Records provided:
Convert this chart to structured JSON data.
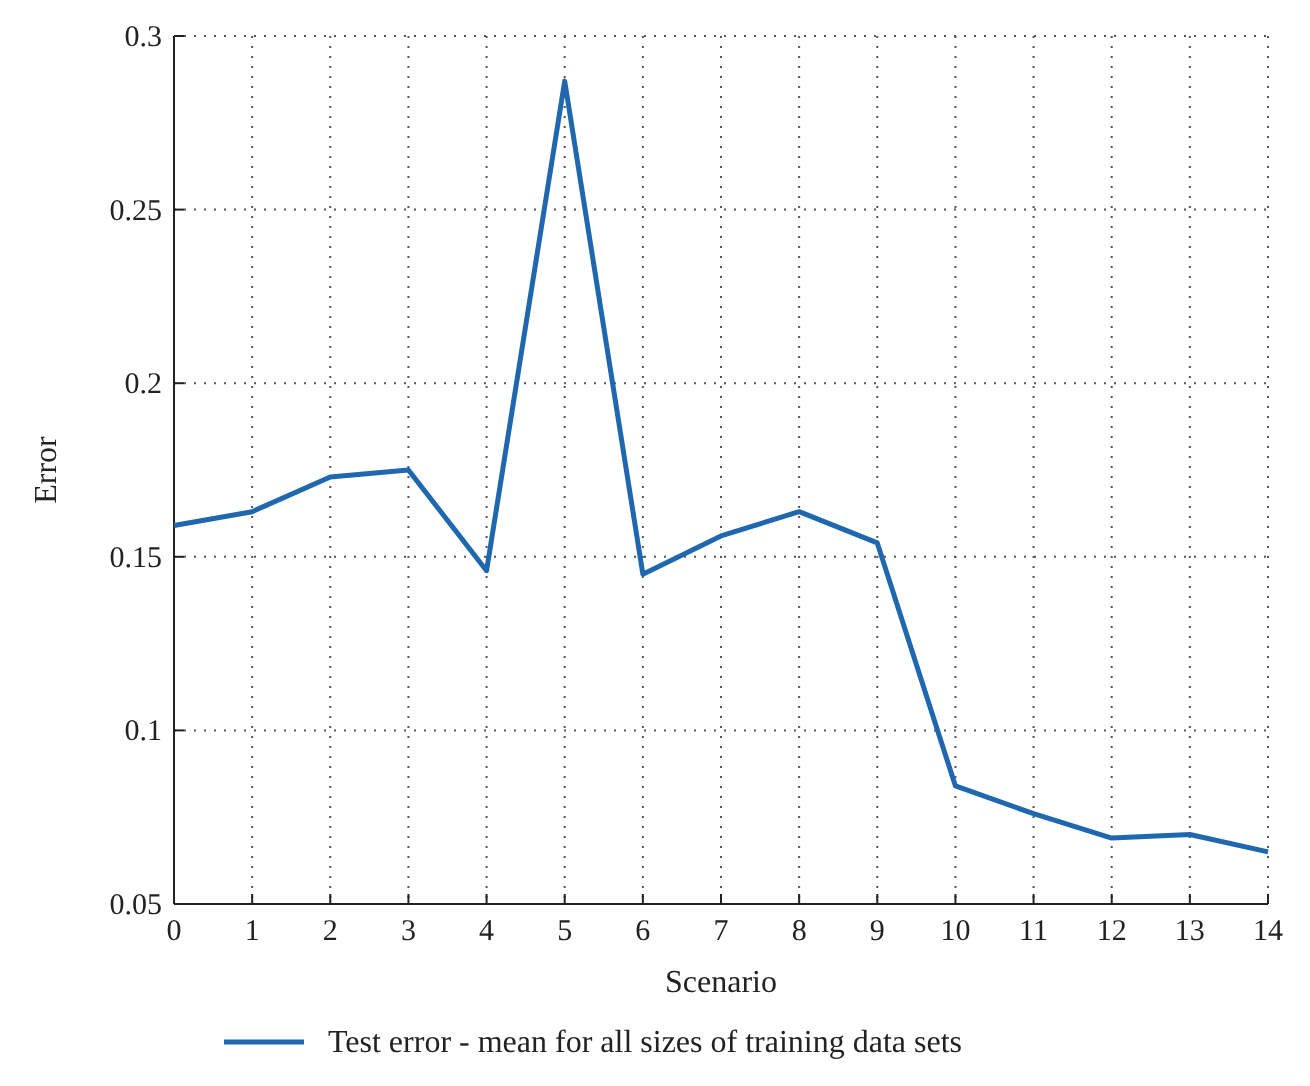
{
  "chart_data": {
    "type": "line",
    "xlabel": "Scenario",
    "ylabel": "Error",
    "x": [
      0,
      1,
      2,
      3,
      4,
      5,
      6,
      7,
      8,
      9,
      10,
      11,
      12,
      13,
      14
    ],
    "series": [
      {
        "name": "Test error - mean for all sizes of training data sets",
        "color": "#1f68b0",
        "values": [
          0.159,
          0.163,
          0.173,
          0.175,
          0.146,
          0.287,
          0.145,
          0.156,
          0.163,
          0.154,
          0.084,
          0.076,
          0.069,
          0.07,
          0.065
        ]
      }
    ],
    "xlim": [
      0,
      14
    ],
    "xticks": [
      0,
      1,
      2,
      3,
      4,
      5,
      6,
      7,
      8,
      9,
      10,
      11,
      12,
      13,
      14
    ],
    "ylim": [
      0.05,
      0.3
    ],
    "yticks": [
      0.05,
      0.1,
      0.15,
      0.2,
      0.25,
      0.3
    ],
    "grid": true,
    "legend": "bottom",
    "marker": "none",
    "line_style": "solid"
  }
}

What is required: Pictures are not part of the copy; reproduce everything else in the records exactly.

Problem solution:
Convert this chart to structured JSON data.
{
  "chart_data": {
    "type": "line",
    "xlabel": "Scenario",
    "ylabel": "Error",
    "x": [
      0,
      1,
      2,
      3,
      4,
      5,
      6,
      7,
      8,
      9,
      10,
      11,
      12,
      13,
      14
    ],
    "series": [
      {
        "name": "Test error - mean for all sizes of training data sets",
        "color": "#1f68b0",
        "values": [
          0.159,
          0.163,
          0.173,
          0.175,
          0.146,
          0.287,
          0.145,
          0.156,
          0.163,
          0.154,
          0.084,
          0.076,
          0.069,
          0.07,
          0.065
        ]
      }
    ],
    "xlim": [
      0,
      14
    ],
    "xticks": [
      0,
      1,
      2,
      3,
      4,
      5,
      6,
      7,
      8,
      9,
      10,
      11,
      12,
      13,
      14
    ],
    "ylim": [
      0.05,
      0.3
    ],
    "yticks": [
      0.05,
      0.1,
      0.15,
      0.2,
      0.25,
      0.3
    ],
    "grid": true,
    "legend": "bottom",
    "marker": "none",
    "line_style": "solid"
  }
}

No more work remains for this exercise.